(WRITTEN INSTRUCTION):
Word for word, repeat the entries, minus the pictures.

(GIVEN ENTRIES):
%%
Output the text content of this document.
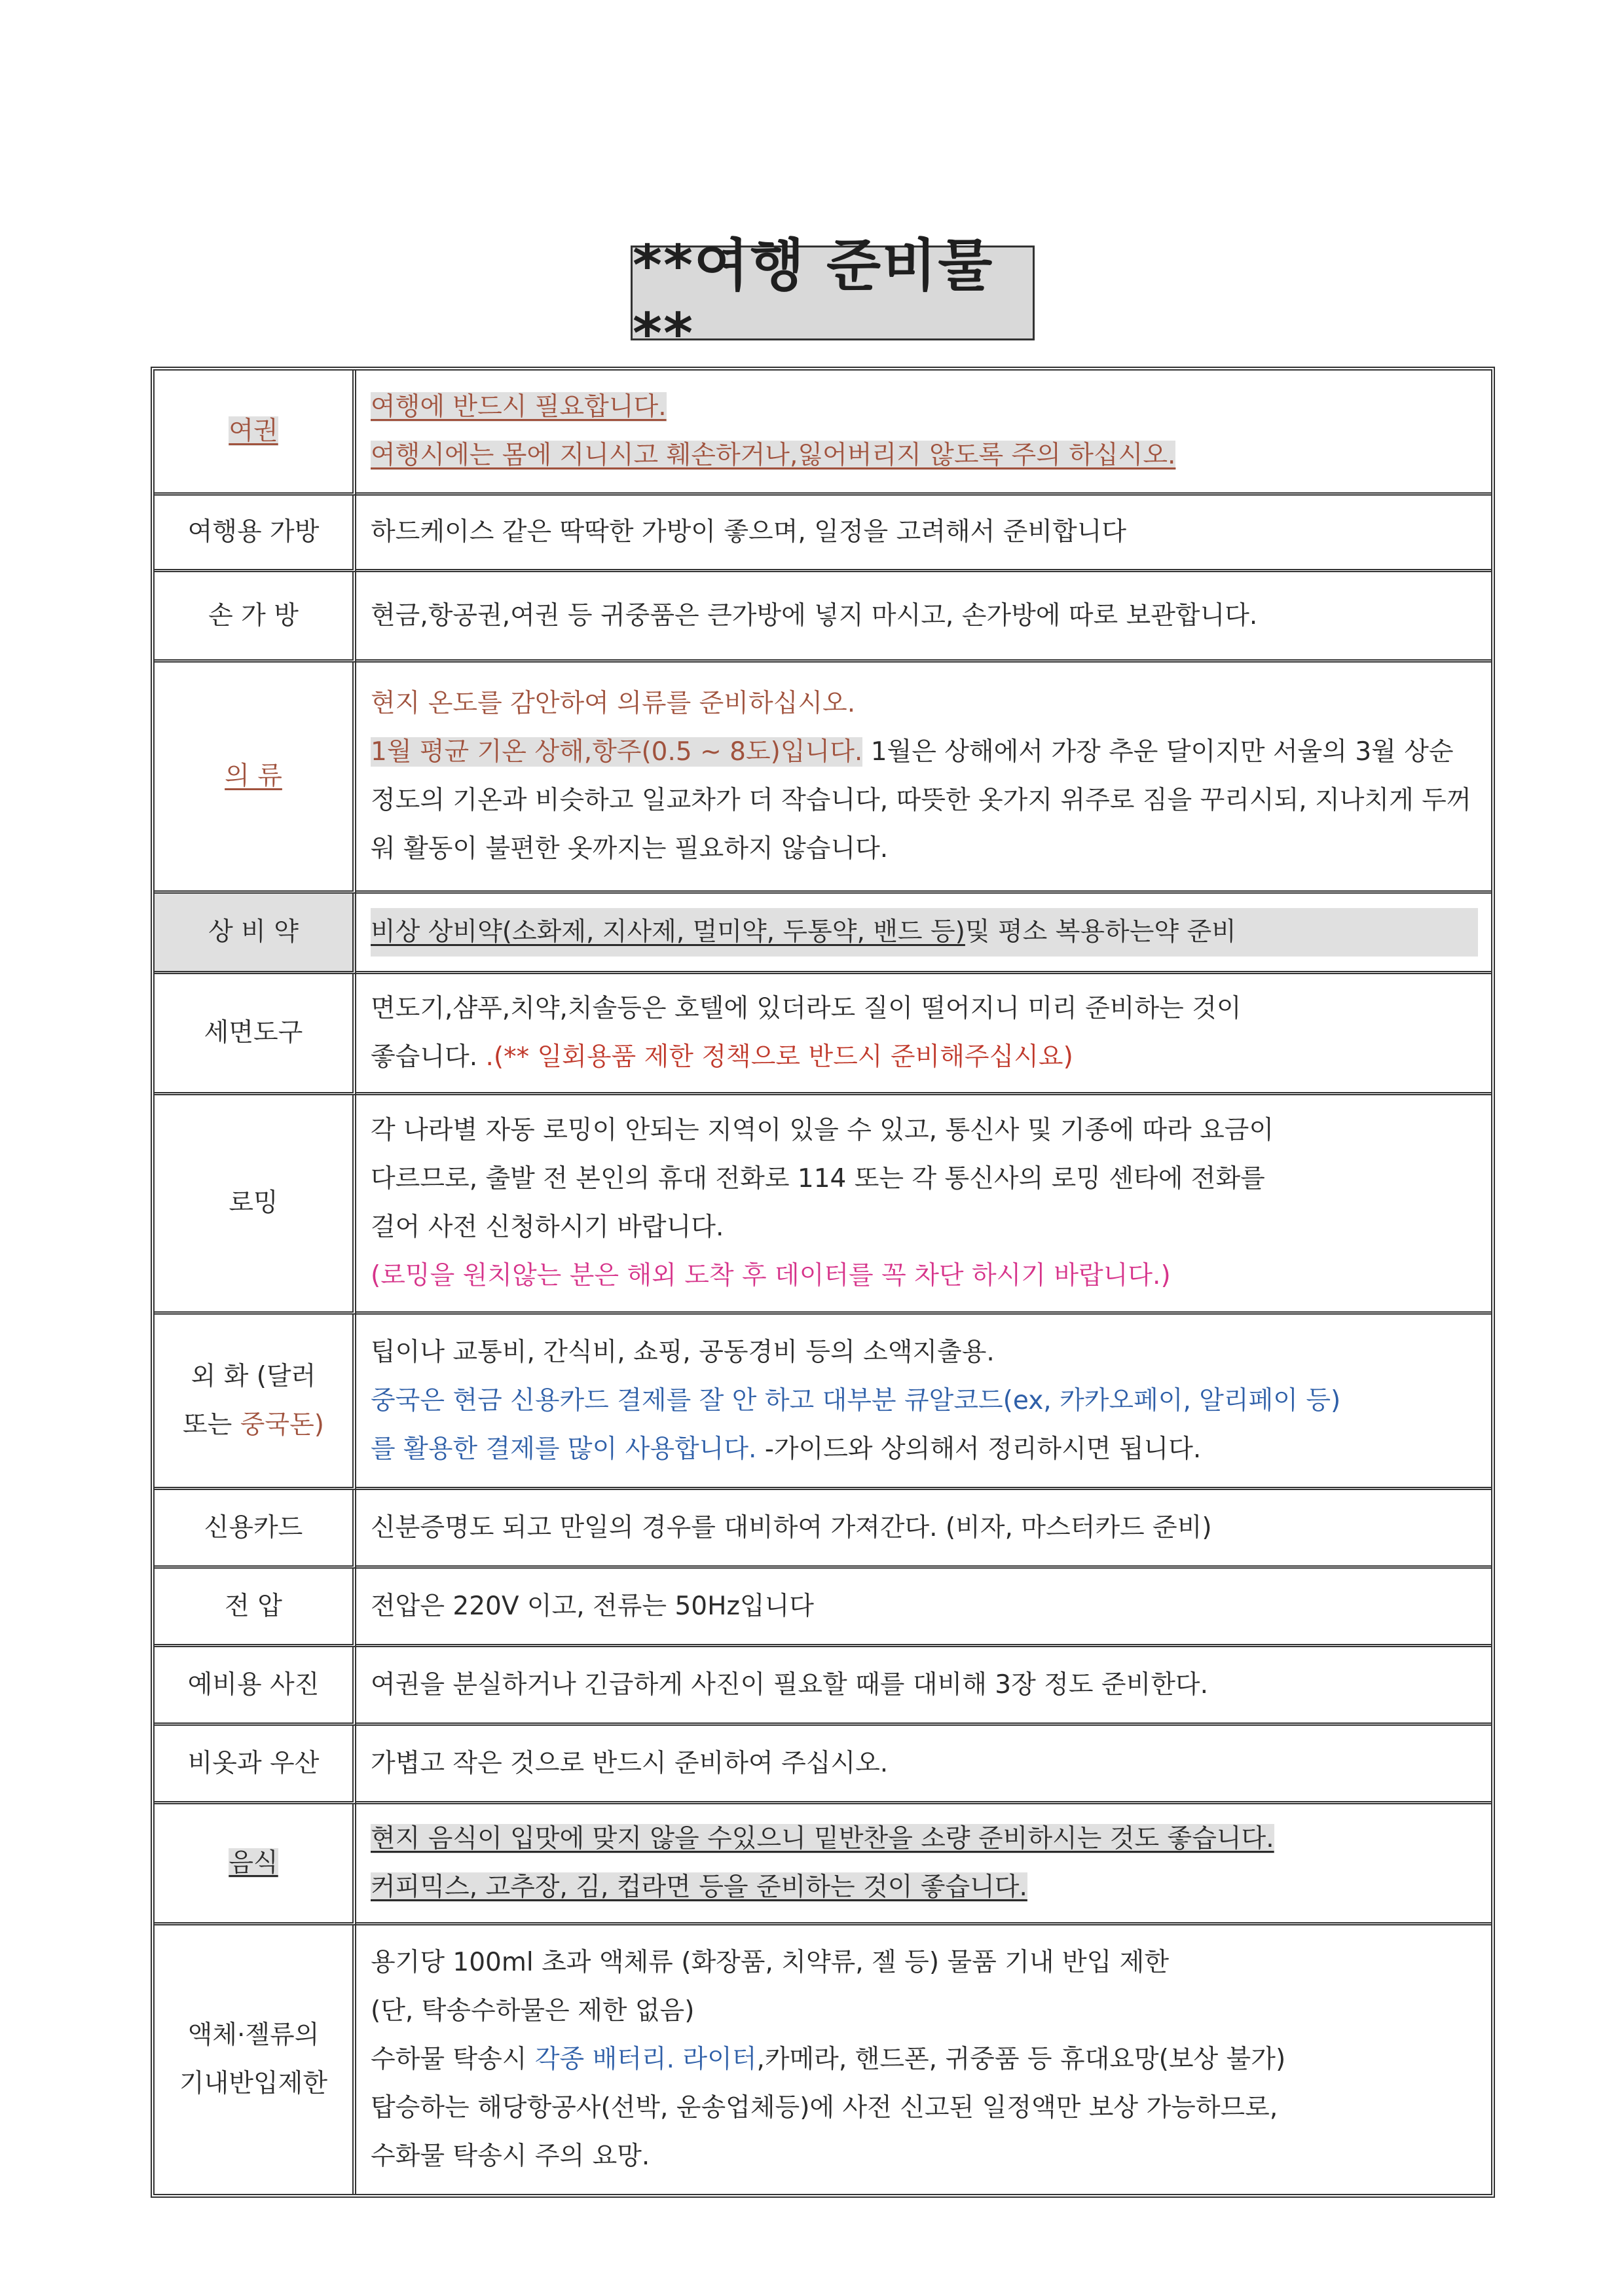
**여행 준비물**
여권	여행에 반드시 필요합니다.
여행시에는 몸에 지니시고 훼손하거나,잃어버리지 않도록 주의 하십시오.

여행용 가방	하드케이스 같은 딱딱한 가방이 좋으며, 일정을 고려해서 준비합니다

손 가 방	현금,항공권,여권 등 귀중품은 큰가방에 넣지 마시고, 손가방에 따로 보관합니다.

의 류	현지 온도를 감안하여 의류를 준비하십시오.
1월 평균 기온 상해,항주(0.5 ~ 8도)입니다. 1월은 상해에서 가장 추운 달이지만 서울의 3월 상순 정도의 기온과 비슷하고 일교차가 더 작습니다, 따뜻한 옷가지 위주로 짐을 꾸리시되, 지나치게 두꺼워 활동이 불편한 옷까지는 필요하지 않습니다.

상 비 약	비상 상비약(소화제, 지사제, 멀미약, 두통약, 밴드 등)및 평소 복용하는약 준비

세면도구	면도기,샴푸,치약,치솔등은 호텔에 있더라도 질이 떨어지니 미리 준비하는 것이
좋습니다. .(** 일회용품 제한 정책으로 반드시 준비해주십시요)

로밍	각 나라별 자동 로밍이 안되는 지역이 있을 수 있고, 통신사 및 기종에 따라 요금이
다르므로, 출발 전 본인의 휴대 전화로 114 또는 각 통신사의 로밍 센타에 전화를
걸어 사전 신청하시기 바랍니다.
(로밍을 원치않는 분은 해외 도착 후 데이터를 꼭 차단 하시기 바랍니다.)

외 화 (달러
또는 중국돈)	팁이나 교통비, 간식비, 쇼핑, 공동경비 등의 소액지출용.
중국은 현금 신용카드 결제를 잘 안 하고 대부분 큐알코드(ex, 카카오페이, 알리페이 등)
를 활용한 결제를 많이 사용합니다. -가이드와 상의해서 정리하시면 됩니다.

신용카드	신분증명도 되고 만일의 경우를 대비하여 가져간다. (비자, 마스터카드 준비)

전 압	전압은 220V 이고, 전류는 50Hz입니다

예비용 사진	여권을 분실하거나 긴급하게 사진이 필요할 때를 대비해 3장 정도 준비한다.

비옷과 우산	가볍고 작은 것으로 반드시 준비하여 주십시오.

음식	현지 음식이 입맛에 맞지 않을 수있으니 밑반찬을 소량 준비하시는 것도 좋습니다.
커피믹스, 고추장, 김, 컵라면 등을 준비하는 것이 좋습니다.

액체·젤류의
기내반입제한	용기당 100ml 초과 액체류 (화장품, 치약류, 젤 등) 물품 기내 반입 제한
(단, 탁송수하물은 제한 없음)
수하물 탁송시 각종 배터리. 라이터,카메라, 핸드폰, 귀중품 등 휴대요망(보상 불가)
탑승하는 해당항공사(선박, 운송업체등)에 사전 신고된 일정액만 보상 가능하므로,
수화물 탁송시 주의 요망.
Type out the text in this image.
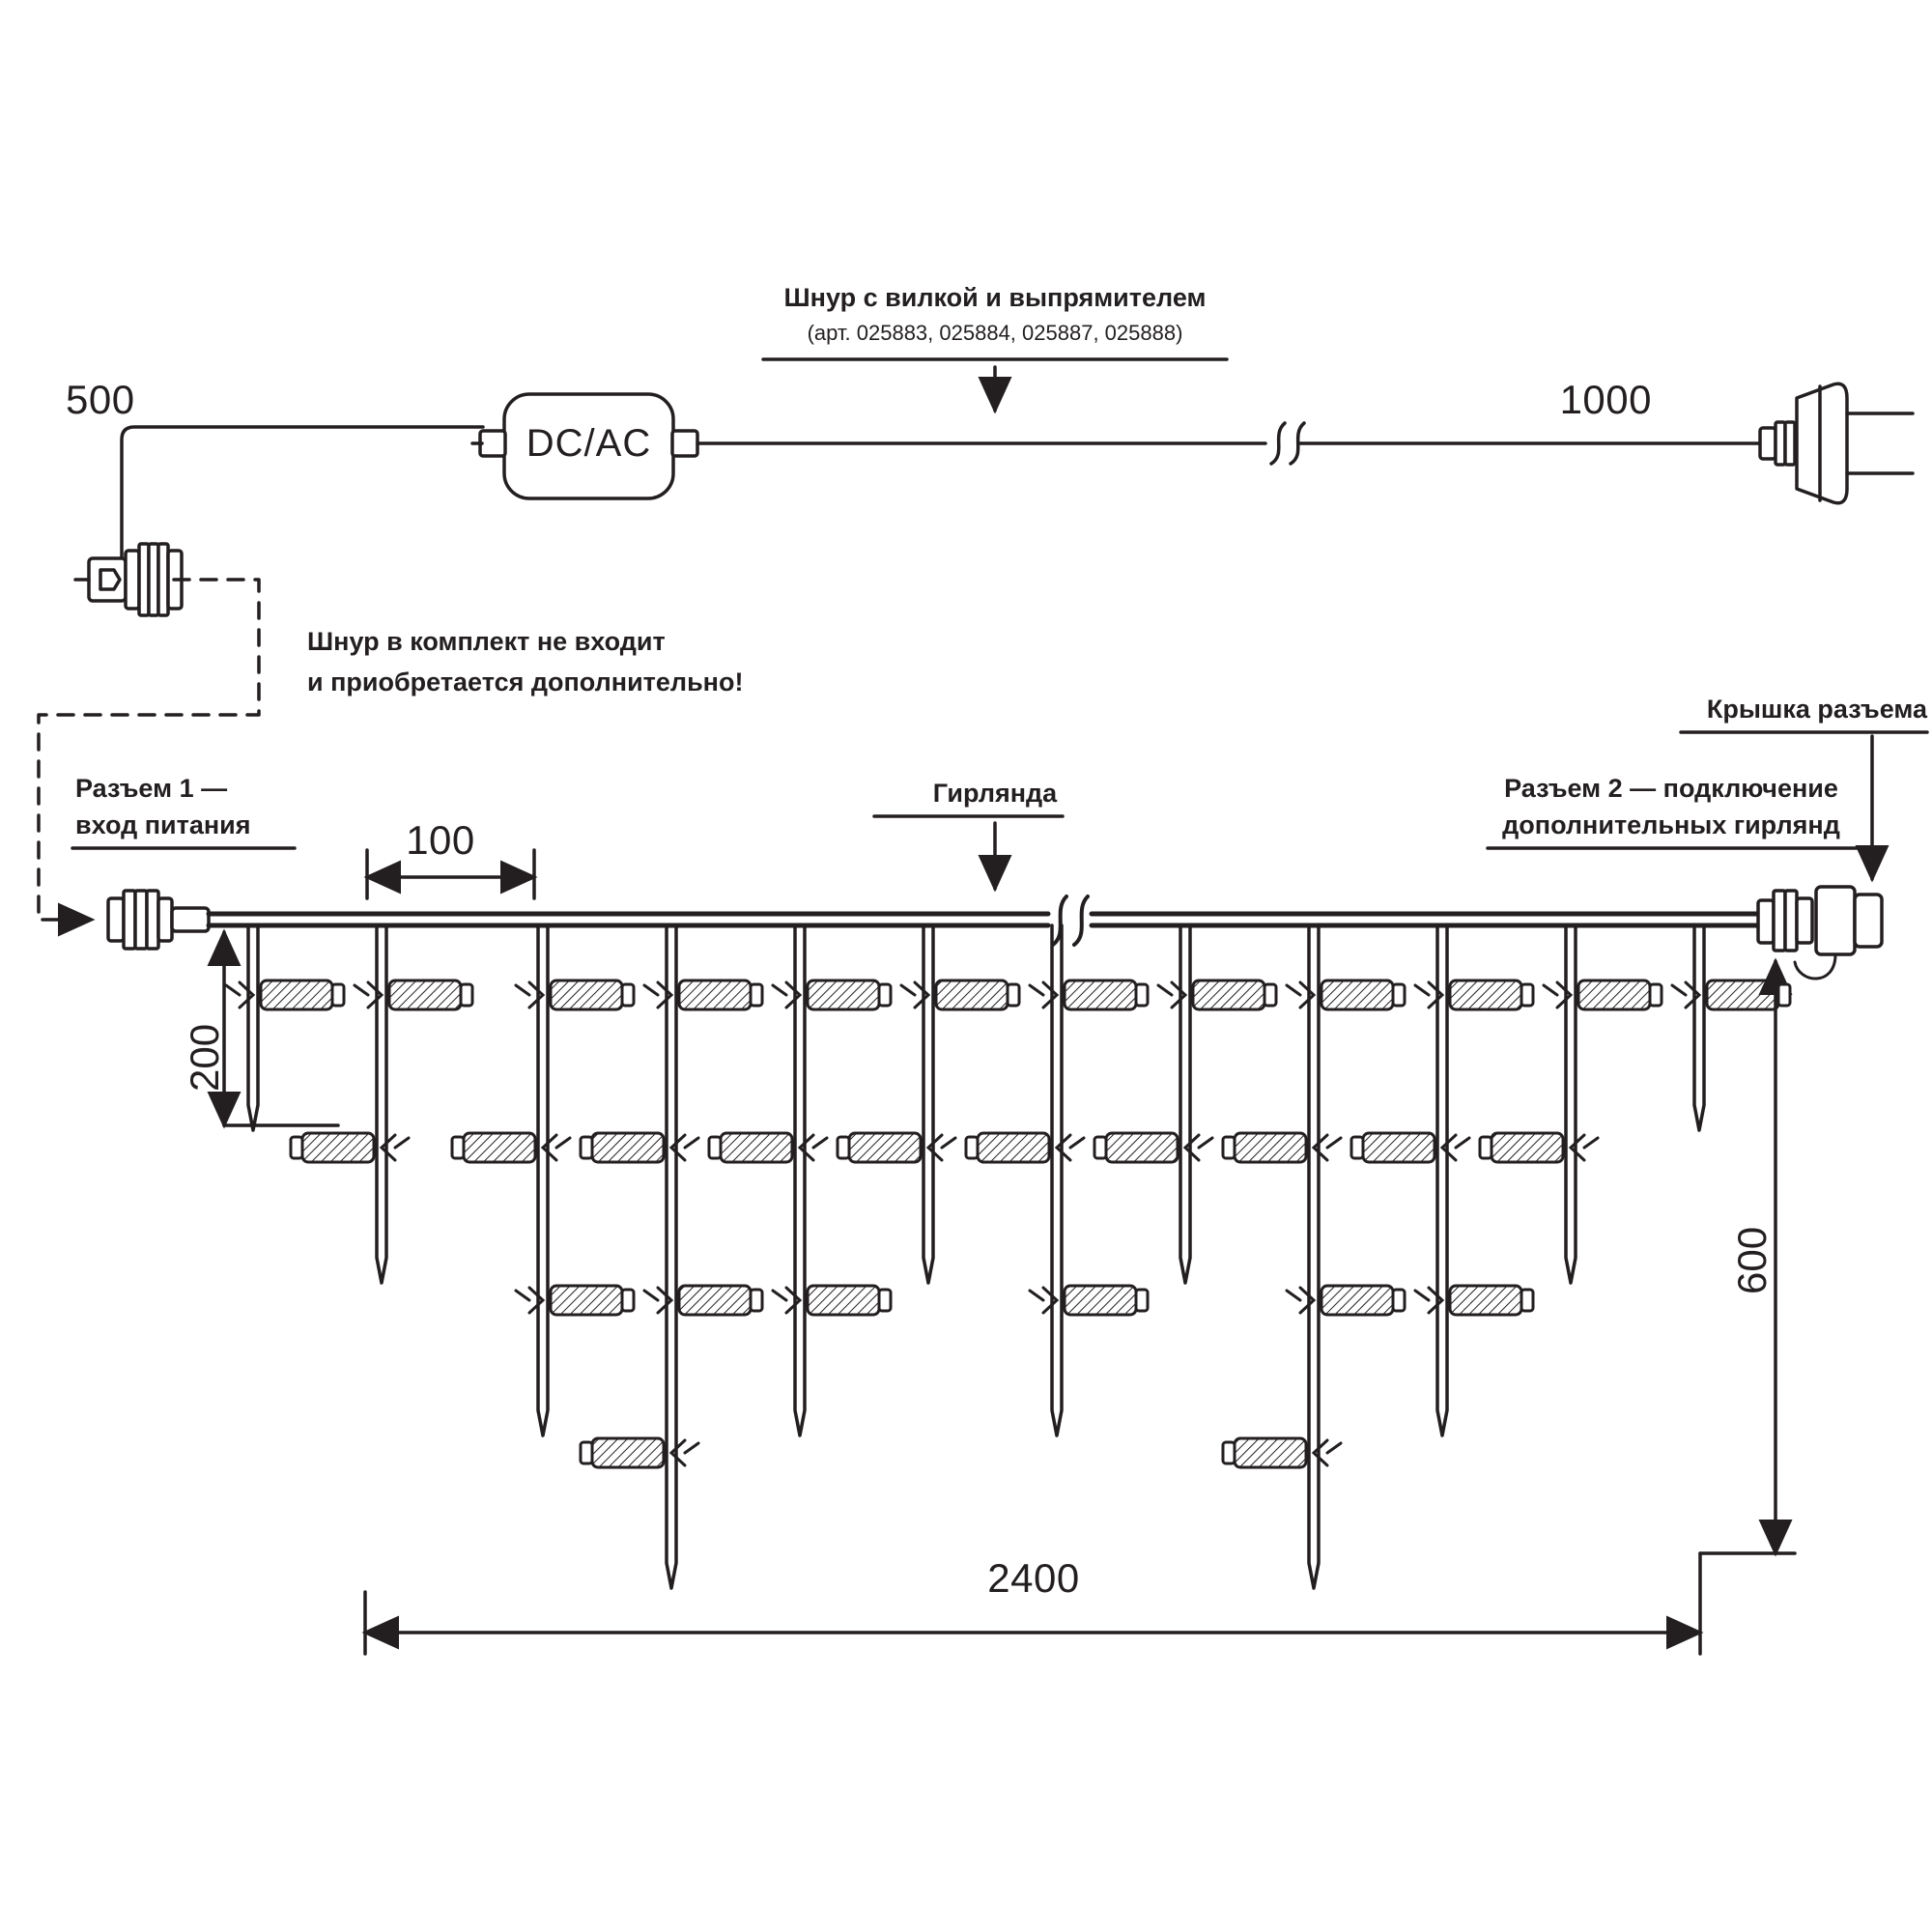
Шнур с вилкой и выпрямителем
(арт. 025883, 025884, 025887, 025888)
500	1000
DC/AC
Шнур в комплект не входит
и приобретается дополнительно!
Разъем 1 —
вход питания
Гирлянда	Разъем 2 — подключение
дополнительных гирлянд
Крышка разъема
100
200
600
2400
%%
(THE ANSWER):
Output the text content of this document.
**여행 준비물**
여권	여행에 반드시 필요합니다.
여행시에는 몸에 지니시고 훼손하거나,잃어버리지 않도록 주의 하십시오.

여행용 가방	하드케이스 같은 딱딱한 가방이 좋으며, 일정을 고려해서 준비합니다

손 가 방	현금,항공권,여권 등 귀중품은 큰가방에 넣지 마시고, 손가방에 따로 보관합니다.

의 류	현지 온도를 감안하여 의류를 준비하십시오.
1월 평균 기온 상해,항주(0.5 ~ 8도)입니다. 1월은 상해에서 가장 추운 달이지만 서울의 3월 상순 정도의 기온과 비슷하고 일교차가 더 작습니다, 따뜻한 옷가지 위주로 짐을 꾸리시되, 지나치게 두꺼워 활동이 불편한 옷까지는 필요하지 않습니다.

상 비 약	비상 상비약(소화제, 지사제, 멀미약, 두통약, 밴드 등)및 평소 복용하는약 준비

세면도구	면도기,샴푸,치약,치솔등은 호텔에 있더라도 질이 떨어지니 미리 준비하는 것이
좋습니다. .(** 일회용품 제한 정책으로 반드시 준비해주십시요)

로밍	각 나라별 자동 로밍이 안되는 지역이 있을 수 있고, 통신사 및 기종에 따라 요금이
다르므로, 출발 전 본인의 휴대 전화로 114 또는 각 통신사의 로밍 센타에 전화를
걸어 사전 신청하시기 바랍니다.
(로밍을 원치않는 분은 해외 도착 후 데이터를 꼭 차단 하시기 바랍니다.)

외 화 (달러
또는 중국돈)	팁이나 교통비, 간식비, 쇼핑, 공동경비 등의 소액지출용.
중국은 현금 신용카드 결제를 잘 안 하고 대부분 큐알코드(ex, 카카오페이, 알리페이 등)
를 활용한 결제를 많이 사용합니다. -가이드와 상의해서 정리하시면 됩니다.

신용카드	신분증명도 되고 만일의 경우를 대비하여 가져간다. (비자, 마스터카드 준비)

전 압	전압은 220V 이고, 전류는 50Hz입니다

예비용 사진	여권을 분실하거나 긴급하게 사진이 필요할 때를 대비해 3장 정도 준비한다.

비옷과 우산	가볍고 작은 것으로 반드시 준비하여 주십시오.

음식	현지 음식이 입맛에 맞지 않을 수있으니 밑반찬을 소량 준비하시는 것도 좋습니다.
커피믹스, 고추장, 김, 컵라면 등을 준비하는 것이 좋습니다.

액체·젤류의
기내반입제한	용기당 100ml 초과 액체류 (화장품, 치약류, 젤 등) 물품 기내 반입 제한
(단, 탁송수하물은 제한 없음)
수하물 탁송시 각종 배터리. 라이터,카메라, 핸드폰, 귀중품 등 휴대요망(보상 불가)
탑승하는 해당항공사(선박, 운송업체등)에 사전 신고된 일정액만 보상 가능하므로,
수화물 탁송시 주의 요망.
Type out the text in this image.
Шнур с вилкой и выпрямителем
(арт. 025883, 025884, 025887, 025888)
500	1000
DC/AC
Шнур в комплект не входит
и приобретается дополнительно!
Разъем 1 —
вход питания
Гирлянда	Разъем 2 — подключение
дополнительных гирлянд
Крышка разъема
100
200
600
2400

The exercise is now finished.